(Figure collection entries)
****

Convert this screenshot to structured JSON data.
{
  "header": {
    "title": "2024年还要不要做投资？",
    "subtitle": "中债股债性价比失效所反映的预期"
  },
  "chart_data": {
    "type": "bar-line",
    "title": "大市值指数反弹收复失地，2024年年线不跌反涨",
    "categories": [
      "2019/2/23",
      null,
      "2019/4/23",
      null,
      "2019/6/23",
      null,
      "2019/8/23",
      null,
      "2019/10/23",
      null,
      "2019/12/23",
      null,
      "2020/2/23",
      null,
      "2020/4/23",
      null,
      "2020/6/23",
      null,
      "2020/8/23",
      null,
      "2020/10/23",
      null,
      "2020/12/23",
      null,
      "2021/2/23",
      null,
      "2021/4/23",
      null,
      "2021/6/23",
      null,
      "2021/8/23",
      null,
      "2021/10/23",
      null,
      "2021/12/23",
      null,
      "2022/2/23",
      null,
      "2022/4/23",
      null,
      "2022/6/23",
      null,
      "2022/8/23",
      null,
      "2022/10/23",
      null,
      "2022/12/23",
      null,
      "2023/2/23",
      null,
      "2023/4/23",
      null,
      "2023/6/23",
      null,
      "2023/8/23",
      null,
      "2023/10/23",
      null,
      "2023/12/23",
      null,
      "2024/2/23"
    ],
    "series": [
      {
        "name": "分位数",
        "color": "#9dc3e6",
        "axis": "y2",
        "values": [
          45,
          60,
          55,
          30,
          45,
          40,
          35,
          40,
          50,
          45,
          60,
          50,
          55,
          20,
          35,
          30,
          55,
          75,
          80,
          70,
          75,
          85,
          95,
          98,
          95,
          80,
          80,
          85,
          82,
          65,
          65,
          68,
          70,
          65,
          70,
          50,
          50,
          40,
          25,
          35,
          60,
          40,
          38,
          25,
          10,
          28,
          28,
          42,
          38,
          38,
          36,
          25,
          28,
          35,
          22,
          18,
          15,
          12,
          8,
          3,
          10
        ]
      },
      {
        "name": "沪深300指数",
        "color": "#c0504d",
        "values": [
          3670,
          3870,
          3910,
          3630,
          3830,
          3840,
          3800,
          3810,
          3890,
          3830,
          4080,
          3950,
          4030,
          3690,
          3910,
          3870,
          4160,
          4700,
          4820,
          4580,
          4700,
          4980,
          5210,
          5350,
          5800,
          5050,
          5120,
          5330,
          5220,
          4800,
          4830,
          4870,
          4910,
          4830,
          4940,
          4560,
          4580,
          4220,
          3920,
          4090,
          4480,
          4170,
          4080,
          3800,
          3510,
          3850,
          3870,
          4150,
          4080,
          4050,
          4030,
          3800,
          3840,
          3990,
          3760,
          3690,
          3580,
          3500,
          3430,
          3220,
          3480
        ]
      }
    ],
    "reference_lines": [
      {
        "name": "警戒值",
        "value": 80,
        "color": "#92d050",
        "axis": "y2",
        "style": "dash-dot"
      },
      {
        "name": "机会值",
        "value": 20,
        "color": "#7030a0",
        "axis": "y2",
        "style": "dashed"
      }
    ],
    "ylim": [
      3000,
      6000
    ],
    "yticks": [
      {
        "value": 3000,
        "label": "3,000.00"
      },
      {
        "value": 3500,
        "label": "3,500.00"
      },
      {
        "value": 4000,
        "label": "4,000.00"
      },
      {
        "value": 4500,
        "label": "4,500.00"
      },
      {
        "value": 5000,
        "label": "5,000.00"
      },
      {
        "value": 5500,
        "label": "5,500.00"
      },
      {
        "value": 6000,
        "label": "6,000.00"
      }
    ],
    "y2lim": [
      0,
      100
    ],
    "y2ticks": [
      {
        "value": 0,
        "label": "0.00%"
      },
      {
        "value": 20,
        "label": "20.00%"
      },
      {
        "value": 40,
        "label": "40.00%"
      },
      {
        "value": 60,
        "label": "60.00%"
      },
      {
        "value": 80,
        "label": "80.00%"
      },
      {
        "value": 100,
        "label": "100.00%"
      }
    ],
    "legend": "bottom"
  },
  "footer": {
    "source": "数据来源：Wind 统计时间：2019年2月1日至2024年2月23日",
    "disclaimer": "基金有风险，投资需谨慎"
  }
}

****

**EXERCISE**
Pick out and copy the lines of the material that include the word "color".

**THE REPLY**
        "color": "#9dc3e6",
        "color": "#c0504d",
        "color": "#92d050",
        "color": "#7030a0",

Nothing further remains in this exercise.